(Saved data entries)
········

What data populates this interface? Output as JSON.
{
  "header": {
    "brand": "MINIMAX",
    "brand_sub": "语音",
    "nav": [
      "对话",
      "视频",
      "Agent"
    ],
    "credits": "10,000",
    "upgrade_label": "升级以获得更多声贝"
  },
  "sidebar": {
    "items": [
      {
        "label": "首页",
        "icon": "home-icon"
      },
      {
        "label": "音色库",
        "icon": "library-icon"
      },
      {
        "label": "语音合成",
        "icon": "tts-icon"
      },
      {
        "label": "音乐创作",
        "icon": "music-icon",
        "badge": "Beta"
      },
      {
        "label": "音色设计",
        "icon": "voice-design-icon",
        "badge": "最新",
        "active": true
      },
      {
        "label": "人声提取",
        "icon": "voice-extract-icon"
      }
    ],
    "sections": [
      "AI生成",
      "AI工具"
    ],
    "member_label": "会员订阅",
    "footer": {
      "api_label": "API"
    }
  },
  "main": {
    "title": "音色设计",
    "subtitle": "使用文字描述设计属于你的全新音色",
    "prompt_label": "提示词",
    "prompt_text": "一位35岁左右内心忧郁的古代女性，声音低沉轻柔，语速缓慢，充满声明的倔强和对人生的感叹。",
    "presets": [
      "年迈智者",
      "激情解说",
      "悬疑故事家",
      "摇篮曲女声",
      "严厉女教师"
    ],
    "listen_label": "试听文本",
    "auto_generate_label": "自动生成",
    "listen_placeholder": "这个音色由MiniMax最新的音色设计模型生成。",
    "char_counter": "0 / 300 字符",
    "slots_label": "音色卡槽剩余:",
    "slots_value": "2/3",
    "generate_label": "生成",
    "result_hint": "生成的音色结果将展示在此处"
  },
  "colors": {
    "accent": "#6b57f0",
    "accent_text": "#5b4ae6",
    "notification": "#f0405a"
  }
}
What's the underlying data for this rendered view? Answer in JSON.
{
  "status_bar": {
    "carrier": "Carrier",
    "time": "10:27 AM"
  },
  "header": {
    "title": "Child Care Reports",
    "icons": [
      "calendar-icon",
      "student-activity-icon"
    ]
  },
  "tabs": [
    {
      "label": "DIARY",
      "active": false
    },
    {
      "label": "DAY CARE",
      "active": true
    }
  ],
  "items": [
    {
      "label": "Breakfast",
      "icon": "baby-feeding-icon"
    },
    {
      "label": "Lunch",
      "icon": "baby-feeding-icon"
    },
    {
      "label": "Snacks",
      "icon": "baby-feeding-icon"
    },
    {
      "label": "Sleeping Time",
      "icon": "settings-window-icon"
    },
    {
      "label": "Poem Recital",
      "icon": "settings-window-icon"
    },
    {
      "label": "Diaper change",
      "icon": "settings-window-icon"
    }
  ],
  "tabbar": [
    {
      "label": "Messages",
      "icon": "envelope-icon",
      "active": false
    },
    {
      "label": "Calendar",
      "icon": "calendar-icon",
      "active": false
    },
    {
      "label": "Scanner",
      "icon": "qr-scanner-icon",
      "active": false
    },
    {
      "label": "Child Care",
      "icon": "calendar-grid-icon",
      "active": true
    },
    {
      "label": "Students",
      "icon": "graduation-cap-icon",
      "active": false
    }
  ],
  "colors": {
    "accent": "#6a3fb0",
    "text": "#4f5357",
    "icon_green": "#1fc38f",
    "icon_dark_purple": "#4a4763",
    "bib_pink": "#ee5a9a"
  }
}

········

* **TASK PROMPT**
Scan the records above, count the lines with "voice" in them, and give only the number.

* **TASK RESULT**
2